* [Do this]:
Copy, from the entries below, each line in which the string "Freiarbeit" appears.

* [Data for processing]:
::::::

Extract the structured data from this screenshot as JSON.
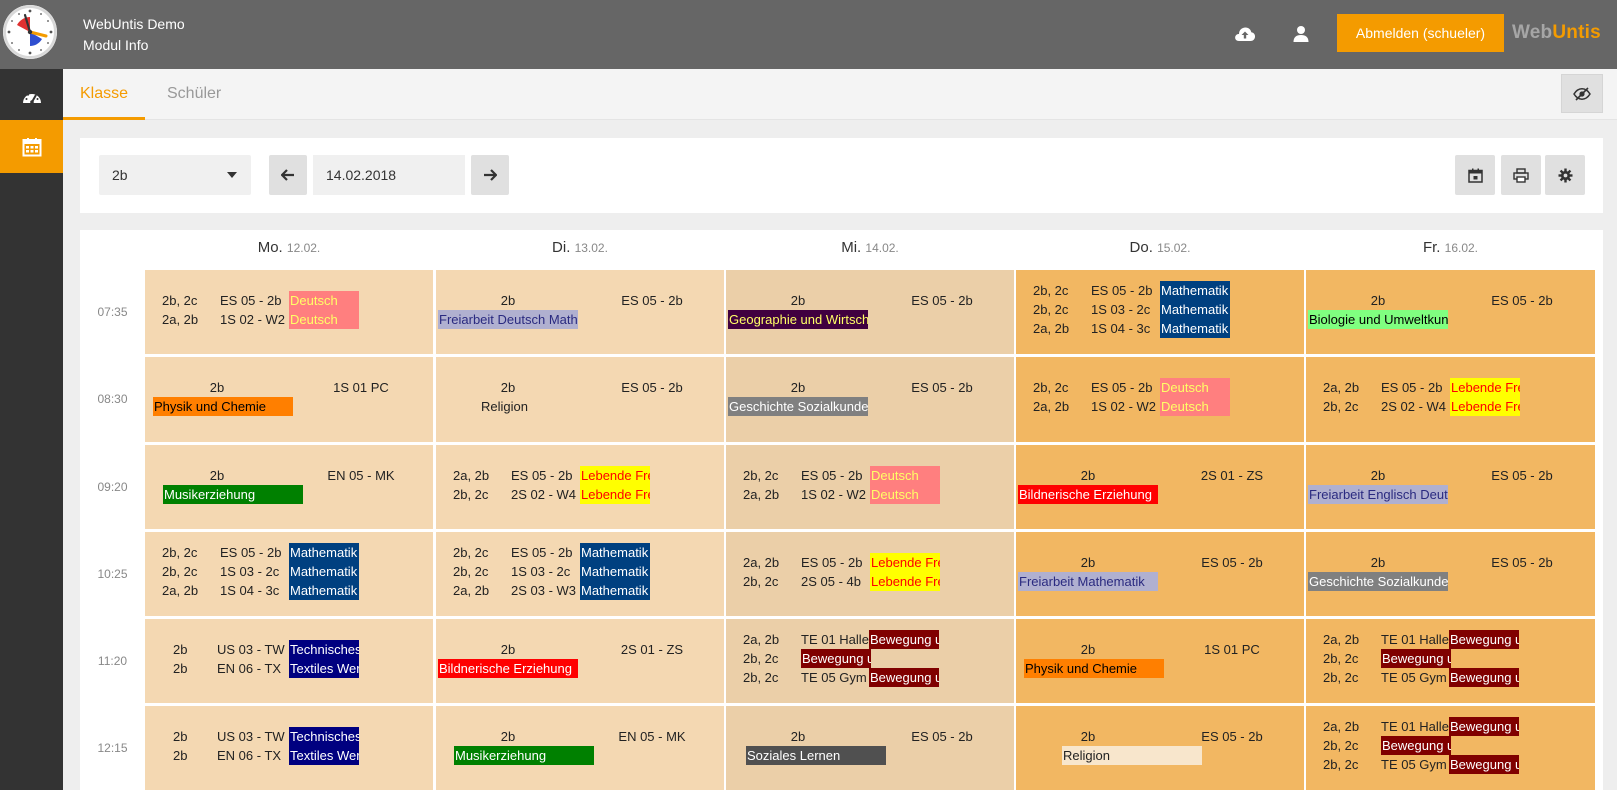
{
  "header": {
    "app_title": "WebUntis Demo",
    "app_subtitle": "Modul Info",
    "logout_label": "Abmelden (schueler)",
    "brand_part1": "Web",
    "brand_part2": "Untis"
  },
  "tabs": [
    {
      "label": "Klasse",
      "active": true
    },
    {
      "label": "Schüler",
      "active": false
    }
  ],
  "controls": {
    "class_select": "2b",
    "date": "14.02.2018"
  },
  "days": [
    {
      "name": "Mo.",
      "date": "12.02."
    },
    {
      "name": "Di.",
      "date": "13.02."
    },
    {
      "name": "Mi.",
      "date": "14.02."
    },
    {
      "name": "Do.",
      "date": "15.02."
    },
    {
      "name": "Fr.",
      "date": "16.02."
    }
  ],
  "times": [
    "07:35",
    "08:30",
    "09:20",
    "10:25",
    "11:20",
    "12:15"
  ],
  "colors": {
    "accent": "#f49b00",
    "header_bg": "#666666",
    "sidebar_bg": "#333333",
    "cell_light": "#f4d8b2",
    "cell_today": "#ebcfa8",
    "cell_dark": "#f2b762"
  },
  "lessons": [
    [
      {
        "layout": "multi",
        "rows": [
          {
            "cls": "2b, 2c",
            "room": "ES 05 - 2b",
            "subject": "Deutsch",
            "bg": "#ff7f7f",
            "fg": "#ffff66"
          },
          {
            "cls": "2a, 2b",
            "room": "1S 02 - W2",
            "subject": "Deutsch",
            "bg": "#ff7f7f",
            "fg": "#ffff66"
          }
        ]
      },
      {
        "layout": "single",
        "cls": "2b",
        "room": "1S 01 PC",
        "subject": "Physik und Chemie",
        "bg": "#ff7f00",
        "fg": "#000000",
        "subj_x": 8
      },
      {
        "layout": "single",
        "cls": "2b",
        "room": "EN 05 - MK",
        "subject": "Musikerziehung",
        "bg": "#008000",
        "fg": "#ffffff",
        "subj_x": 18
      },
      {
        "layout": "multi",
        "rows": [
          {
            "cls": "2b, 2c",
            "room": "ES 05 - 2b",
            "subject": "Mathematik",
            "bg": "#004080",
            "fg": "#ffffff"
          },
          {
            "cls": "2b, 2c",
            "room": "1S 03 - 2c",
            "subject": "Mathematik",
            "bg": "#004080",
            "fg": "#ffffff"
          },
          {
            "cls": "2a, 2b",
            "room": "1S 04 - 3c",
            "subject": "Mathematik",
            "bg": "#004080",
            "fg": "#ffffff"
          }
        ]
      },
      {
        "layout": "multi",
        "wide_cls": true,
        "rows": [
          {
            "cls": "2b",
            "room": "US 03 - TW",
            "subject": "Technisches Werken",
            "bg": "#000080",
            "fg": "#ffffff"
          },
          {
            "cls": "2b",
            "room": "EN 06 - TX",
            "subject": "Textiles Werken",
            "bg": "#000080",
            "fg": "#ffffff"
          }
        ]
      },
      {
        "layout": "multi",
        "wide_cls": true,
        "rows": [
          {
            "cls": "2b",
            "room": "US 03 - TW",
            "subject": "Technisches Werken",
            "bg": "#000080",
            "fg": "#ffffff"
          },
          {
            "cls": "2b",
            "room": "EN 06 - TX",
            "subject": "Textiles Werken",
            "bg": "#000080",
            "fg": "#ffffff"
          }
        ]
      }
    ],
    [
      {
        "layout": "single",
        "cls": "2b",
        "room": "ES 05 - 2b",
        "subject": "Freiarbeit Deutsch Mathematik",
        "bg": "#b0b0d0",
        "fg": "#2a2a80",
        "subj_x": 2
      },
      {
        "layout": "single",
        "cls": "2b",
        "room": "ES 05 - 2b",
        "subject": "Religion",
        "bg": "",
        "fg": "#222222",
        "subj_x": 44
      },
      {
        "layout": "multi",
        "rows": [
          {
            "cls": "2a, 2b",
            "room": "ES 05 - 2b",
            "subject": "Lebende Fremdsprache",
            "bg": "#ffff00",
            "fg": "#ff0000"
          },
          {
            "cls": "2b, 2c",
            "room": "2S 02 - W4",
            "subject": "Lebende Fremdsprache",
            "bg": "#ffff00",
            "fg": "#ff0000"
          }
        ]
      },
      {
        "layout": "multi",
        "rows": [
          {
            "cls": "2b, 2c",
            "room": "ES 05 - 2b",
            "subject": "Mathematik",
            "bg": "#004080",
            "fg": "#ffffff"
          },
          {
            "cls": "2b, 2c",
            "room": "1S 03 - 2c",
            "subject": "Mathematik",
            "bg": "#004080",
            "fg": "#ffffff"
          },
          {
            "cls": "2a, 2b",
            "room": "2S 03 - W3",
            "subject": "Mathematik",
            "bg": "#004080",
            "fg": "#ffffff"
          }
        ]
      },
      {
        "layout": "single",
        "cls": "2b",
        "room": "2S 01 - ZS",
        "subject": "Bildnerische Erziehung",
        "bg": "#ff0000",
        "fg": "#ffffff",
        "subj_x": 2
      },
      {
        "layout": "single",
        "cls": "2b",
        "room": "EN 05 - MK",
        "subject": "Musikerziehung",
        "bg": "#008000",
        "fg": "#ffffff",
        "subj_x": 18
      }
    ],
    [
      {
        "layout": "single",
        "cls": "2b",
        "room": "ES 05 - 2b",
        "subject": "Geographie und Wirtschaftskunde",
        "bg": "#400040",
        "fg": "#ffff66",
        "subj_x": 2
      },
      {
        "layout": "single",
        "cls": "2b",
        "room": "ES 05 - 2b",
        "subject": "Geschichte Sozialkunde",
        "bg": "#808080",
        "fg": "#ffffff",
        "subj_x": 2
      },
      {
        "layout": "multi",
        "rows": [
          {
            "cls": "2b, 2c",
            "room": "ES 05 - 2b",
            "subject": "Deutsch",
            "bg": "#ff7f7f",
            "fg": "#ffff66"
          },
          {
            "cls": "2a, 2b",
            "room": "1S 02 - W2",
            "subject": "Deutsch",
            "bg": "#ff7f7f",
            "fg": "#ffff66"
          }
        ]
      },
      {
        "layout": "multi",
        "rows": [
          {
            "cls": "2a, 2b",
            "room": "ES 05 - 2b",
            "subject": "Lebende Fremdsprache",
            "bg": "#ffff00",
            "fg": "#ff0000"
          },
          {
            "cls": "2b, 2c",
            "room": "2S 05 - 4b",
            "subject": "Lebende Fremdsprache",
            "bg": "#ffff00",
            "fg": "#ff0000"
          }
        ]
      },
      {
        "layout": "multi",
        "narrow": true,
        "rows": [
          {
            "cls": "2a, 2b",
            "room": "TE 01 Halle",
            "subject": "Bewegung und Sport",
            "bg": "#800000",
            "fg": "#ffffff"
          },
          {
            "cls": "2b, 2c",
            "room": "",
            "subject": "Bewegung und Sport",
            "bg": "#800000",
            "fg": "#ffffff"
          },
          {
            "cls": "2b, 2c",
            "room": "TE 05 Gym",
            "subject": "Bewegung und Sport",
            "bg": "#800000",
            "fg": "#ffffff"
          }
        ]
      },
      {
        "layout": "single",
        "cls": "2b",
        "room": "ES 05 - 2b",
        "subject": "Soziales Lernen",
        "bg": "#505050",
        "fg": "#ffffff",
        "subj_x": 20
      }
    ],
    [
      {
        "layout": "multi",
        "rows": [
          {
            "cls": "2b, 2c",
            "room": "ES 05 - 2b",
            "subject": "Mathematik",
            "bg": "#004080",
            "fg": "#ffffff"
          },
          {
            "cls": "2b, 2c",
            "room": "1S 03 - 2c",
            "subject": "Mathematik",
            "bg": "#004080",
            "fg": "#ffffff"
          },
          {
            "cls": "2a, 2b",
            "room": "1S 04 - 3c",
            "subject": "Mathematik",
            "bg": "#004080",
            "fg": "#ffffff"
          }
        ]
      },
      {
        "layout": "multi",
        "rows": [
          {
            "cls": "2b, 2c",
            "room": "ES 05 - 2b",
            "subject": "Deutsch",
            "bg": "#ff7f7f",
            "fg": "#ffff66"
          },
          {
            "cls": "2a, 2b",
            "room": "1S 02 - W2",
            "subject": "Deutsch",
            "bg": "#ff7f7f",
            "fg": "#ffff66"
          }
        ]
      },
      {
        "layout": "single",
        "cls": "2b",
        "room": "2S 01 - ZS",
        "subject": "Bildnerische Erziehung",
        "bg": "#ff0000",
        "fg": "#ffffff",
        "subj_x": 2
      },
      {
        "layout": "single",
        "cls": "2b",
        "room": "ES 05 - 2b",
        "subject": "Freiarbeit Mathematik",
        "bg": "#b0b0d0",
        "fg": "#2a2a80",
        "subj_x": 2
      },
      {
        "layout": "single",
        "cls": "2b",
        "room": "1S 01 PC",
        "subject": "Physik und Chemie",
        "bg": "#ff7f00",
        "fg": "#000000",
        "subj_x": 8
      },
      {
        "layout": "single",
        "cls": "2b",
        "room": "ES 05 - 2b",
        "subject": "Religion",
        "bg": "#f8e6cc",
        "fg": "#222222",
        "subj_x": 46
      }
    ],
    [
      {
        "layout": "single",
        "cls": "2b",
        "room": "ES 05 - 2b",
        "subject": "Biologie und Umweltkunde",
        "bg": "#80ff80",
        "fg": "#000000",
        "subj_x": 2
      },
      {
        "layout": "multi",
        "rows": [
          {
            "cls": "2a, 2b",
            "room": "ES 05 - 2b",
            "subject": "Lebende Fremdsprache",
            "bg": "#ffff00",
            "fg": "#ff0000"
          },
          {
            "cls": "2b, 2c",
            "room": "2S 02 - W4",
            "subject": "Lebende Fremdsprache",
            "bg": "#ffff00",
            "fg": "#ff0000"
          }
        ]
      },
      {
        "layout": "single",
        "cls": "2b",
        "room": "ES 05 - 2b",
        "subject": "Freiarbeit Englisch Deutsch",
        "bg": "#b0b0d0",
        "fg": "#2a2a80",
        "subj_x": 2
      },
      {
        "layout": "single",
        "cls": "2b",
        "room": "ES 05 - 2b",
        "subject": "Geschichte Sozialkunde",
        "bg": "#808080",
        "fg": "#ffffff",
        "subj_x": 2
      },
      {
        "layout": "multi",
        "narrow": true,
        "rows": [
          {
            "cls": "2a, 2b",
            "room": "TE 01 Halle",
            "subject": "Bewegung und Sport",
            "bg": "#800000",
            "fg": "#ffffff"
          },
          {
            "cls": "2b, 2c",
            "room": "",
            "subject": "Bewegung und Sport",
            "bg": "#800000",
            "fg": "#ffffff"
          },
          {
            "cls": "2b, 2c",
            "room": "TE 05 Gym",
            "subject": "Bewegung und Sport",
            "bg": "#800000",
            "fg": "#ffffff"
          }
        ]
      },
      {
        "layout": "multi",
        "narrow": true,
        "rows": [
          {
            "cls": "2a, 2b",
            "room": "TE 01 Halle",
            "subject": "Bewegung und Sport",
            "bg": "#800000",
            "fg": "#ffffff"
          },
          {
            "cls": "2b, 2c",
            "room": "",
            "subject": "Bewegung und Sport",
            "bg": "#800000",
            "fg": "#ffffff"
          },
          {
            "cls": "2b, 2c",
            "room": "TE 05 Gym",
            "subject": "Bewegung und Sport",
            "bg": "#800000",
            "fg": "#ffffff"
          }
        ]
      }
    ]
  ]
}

::::::

* [Solution for this exercise]:
        "subject": "Freiarbeit Deutsch Mathematik",
        "subject": "Freiarbeit Mathematik",
        "subject": "Freiarbeit Englisch Deutsch",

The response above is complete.